STATED EXERCISE –
Output exactly the lines from the line with "What text is on this page?" through the end of the records below. Include nothing else.

[Items from a dataset]

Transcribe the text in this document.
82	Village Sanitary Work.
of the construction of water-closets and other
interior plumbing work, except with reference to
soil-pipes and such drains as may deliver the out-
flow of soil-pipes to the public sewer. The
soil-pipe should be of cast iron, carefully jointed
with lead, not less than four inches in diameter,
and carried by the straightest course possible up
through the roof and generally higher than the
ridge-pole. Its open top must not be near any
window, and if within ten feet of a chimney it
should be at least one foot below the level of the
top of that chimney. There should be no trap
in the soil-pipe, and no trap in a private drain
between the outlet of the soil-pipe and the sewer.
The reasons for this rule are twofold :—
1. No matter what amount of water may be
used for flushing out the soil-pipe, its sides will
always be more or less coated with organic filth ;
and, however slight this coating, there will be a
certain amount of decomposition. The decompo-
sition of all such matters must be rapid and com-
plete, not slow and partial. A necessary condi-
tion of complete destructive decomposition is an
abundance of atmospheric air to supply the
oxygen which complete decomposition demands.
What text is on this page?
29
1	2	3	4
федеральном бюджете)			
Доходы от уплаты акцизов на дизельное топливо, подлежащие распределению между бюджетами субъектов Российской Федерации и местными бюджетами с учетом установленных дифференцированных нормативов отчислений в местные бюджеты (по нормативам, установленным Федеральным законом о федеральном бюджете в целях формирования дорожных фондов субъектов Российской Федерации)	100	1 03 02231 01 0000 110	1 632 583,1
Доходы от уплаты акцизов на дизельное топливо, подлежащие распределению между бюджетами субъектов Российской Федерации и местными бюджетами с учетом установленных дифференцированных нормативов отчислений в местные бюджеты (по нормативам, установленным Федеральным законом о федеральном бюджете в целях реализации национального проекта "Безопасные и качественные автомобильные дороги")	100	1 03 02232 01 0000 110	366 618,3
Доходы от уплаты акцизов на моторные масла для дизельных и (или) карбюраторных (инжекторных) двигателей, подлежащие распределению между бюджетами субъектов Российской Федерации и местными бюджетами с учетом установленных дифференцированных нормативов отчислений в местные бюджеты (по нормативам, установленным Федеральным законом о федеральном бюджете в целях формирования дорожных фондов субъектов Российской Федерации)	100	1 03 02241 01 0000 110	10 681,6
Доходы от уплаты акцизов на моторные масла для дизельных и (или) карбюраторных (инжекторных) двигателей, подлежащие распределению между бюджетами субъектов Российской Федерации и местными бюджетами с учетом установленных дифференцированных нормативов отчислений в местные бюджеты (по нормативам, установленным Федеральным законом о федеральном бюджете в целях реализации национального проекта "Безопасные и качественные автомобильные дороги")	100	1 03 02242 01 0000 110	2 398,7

RESULT BELOW –
What text is on this page?
29
1	2	3	4
федеральном бюджете)			
Доходы от уплаты акцизов на дизельное топливо, подлежащие распределению между бюджетами субъектов Российской Федерации и местными бюджетами с учетом установленных дифференцированных нормативов отчислений в местные бюджеты (по нормативам, установленным Федеральным законом о федеральном бюджете в целях формирования дорожных фондов субъектов Российской Федерации)	100	1 03 02231 01 0000 110	1 632 583,1
Доходы от уплаты акцизов на дизельное топливо, подлежащие распределению между бюджетами субъектов Российской Федерации и местными бюджетами с учетом установленных дифференцированных нормативов отчислений в местные бюджеты (по нормативам, установленным Федеральным законом о федеральном бюджете в целях реализации национального проекта "Безопасные и качественные автомобильные дороги")	100	1 03 02232 01 0000 110	366 618,3
Доходы от уплаты акцизов на моторные масла для дизельных и (или) карбюраторных (инжекторных) двигателей, подлежащие распределению между бюджетами субъектов Российской Федерации и местными бюджетами с учетом установленных дифференцированных нормативов отчислений в местные бюджеты (по нормативам, установленным Федеральным законом о федеральном бюджете в целях формирования дорожных фондов субъектов Российской Федерации)	100	1 03 02241 01 0000 110	10 681,6
Доходы от уплаты акцизов на моторные масла для дизельных и (или) карбюраторных (инжекторных) двигателей, подлежащие распределению между бюджетами субъектов Российской Федерации и местными бюджетами с учетом установленных дифференцированных нормативов отчислений в местные бюджеты (по нормативам, установленным Федеральным законом о федеральном бюджете в целях реализации национального проекта "Безопасные и качественные автомобильные дороги")	100	1 03 02242 01 0000 110	2 398,7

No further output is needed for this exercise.